## Begin

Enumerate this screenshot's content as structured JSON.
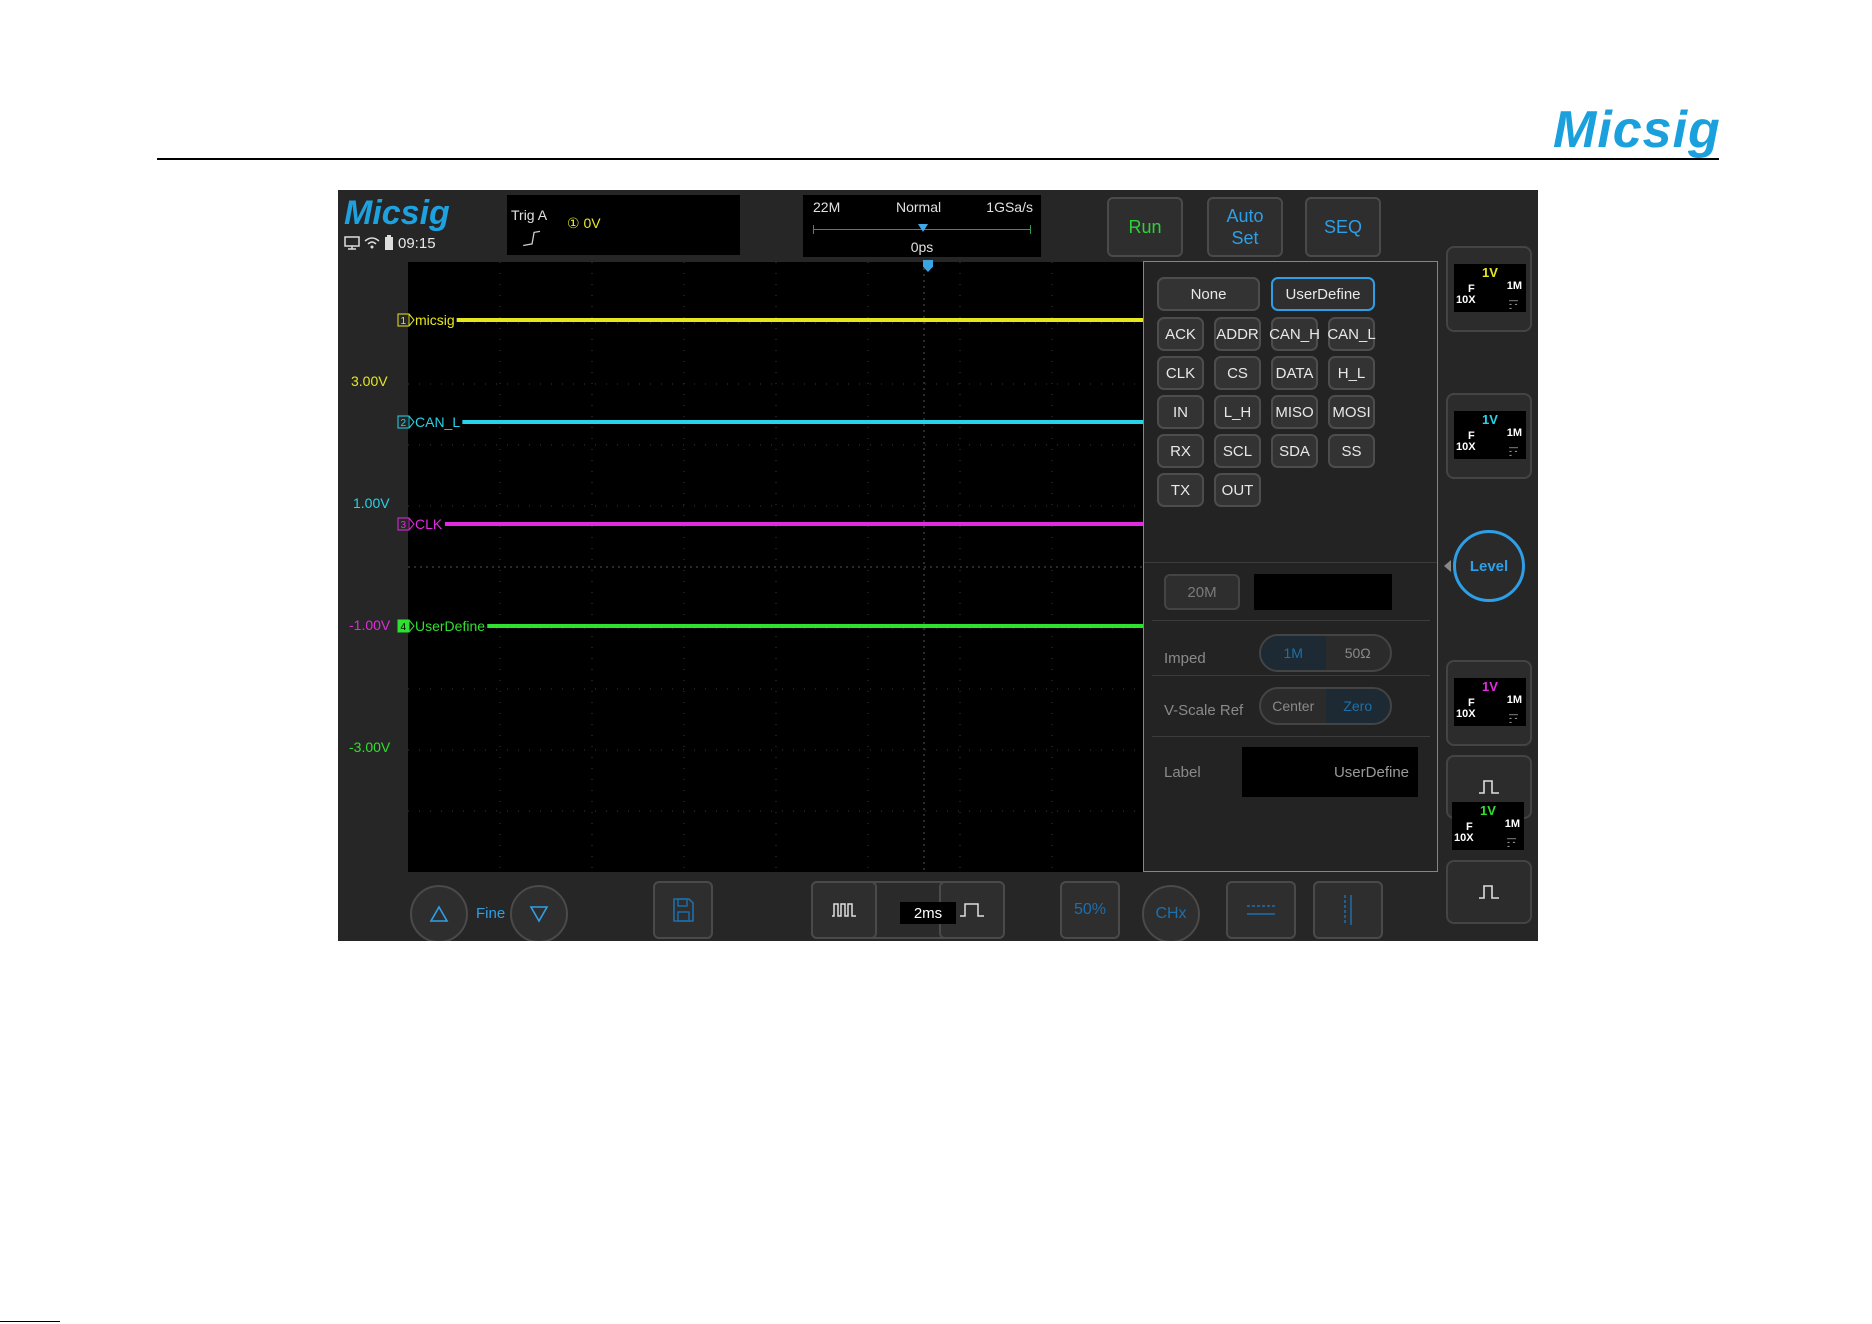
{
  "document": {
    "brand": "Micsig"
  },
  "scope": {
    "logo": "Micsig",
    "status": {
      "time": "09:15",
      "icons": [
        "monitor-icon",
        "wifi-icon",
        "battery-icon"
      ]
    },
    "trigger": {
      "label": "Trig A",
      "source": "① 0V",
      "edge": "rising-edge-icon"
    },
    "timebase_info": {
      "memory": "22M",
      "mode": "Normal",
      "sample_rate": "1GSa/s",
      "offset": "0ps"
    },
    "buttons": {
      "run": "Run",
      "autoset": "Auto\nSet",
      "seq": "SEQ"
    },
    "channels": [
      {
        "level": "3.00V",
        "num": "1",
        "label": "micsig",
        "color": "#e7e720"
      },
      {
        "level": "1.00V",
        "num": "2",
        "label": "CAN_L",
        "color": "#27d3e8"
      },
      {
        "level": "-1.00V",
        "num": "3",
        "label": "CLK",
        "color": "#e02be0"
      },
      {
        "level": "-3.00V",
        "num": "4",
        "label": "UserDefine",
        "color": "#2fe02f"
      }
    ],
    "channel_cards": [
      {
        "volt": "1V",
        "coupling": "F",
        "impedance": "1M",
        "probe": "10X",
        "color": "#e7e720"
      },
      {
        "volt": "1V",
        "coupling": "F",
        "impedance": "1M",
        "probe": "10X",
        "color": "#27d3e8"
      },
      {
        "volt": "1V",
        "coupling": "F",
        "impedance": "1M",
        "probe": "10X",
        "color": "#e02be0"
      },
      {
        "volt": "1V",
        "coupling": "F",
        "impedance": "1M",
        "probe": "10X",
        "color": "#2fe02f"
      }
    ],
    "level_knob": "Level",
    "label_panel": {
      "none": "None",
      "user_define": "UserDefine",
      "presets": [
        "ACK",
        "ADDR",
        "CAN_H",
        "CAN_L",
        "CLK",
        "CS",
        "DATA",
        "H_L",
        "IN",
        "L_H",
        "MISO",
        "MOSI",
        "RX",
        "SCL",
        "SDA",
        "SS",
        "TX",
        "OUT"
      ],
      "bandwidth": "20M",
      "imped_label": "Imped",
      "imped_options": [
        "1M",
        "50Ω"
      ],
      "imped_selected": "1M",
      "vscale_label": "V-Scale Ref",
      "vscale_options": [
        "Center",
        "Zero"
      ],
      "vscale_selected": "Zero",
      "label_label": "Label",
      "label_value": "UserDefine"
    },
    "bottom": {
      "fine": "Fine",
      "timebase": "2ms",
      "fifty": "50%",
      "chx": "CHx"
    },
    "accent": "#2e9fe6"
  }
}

## End
## Begin

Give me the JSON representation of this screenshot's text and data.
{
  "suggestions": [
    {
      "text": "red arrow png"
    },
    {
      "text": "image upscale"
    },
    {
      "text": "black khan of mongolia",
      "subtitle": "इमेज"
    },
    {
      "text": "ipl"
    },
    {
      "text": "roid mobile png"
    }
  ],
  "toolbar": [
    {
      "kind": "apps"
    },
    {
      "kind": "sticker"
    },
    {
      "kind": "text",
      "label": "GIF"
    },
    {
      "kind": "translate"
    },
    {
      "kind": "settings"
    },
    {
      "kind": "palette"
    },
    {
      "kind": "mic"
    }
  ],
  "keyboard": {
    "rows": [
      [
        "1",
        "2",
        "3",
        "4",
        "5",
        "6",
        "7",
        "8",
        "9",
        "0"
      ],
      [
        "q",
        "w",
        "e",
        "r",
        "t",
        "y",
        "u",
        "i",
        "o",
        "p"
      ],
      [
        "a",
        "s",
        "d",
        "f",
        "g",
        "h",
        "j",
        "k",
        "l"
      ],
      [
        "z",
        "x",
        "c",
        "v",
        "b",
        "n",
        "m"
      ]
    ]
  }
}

## End

◆ **Instructions to follow**
Copy every line that contains the string "screenshot".

◆ **Full response**
Enumerate this screenshot's content as structured JSON.
Give me the JSON representation of this screenshot's text and data.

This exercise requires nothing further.